■ What you are asked to do
Using the entries below, return word for word the lines from the one containing "What does this" up to and including the last.

Saved entries:
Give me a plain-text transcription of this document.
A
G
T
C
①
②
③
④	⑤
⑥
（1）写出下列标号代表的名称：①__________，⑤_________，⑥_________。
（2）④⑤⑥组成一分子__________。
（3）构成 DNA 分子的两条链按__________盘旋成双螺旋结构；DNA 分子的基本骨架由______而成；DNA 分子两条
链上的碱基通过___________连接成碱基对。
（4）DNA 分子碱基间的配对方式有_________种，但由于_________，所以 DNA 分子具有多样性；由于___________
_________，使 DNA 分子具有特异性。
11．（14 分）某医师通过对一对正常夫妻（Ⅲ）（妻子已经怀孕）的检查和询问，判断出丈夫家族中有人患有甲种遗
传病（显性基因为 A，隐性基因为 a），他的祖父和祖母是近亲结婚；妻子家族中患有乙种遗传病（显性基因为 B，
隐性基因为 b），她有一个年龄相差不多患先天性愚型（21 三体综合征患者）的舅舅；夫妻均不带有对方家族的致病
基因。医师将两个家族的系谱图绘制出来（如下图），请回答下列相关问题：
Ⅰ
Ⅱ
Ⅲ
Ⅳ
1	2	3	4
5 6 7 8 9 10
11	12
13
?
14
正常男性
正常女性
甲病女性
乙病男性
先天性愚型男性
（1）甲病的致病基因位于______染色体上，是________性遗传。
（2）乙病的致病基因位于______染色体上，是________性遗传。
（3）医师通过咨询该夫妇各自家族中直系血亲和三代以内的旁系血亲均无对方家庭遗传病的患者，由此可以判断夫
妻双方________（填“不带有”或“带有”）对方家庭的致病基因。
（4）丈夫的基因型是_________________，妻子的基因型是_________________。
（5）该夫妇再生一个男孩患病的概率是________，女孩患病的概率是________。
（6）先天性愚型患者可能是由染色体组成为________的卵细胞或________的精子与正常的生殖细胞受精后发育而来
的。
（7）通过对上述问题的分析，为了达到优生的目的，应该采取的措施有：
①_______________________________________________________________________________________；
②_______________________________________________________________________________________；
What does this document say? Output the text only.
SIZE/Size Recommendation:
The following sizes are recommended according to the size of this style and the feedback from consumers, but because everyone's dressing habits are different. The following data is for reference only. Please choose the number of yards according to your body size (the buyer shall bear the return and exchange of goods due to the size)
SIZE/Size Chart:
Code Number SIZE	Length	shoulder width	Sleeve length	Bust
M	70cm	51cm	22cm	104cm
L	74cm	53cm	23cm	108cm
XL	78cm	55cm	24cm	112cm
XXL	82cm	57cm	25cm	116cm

■ Task response
What does this document say? Output the text only.
SIZE/Size Recommendation:
The following sizes are recommended according to the size of this style and the feedback from consumers, but because everyone's dressing habits are different. The following data is for reference only. Please choose the number of yards according to your body size (the buyer shall bear the return and exchange of goods due to the size)
SIZE/Size Chart:
Code Number SIZE	Length	shoulder width	Sleeve length	Bust
M	70cm	51cm	22cm	104cm
L	74cm	53cm	23cm	108cm
XL	78cm	55cm	24cm	112cm
XXL	82cm	57cm	25cm	116cm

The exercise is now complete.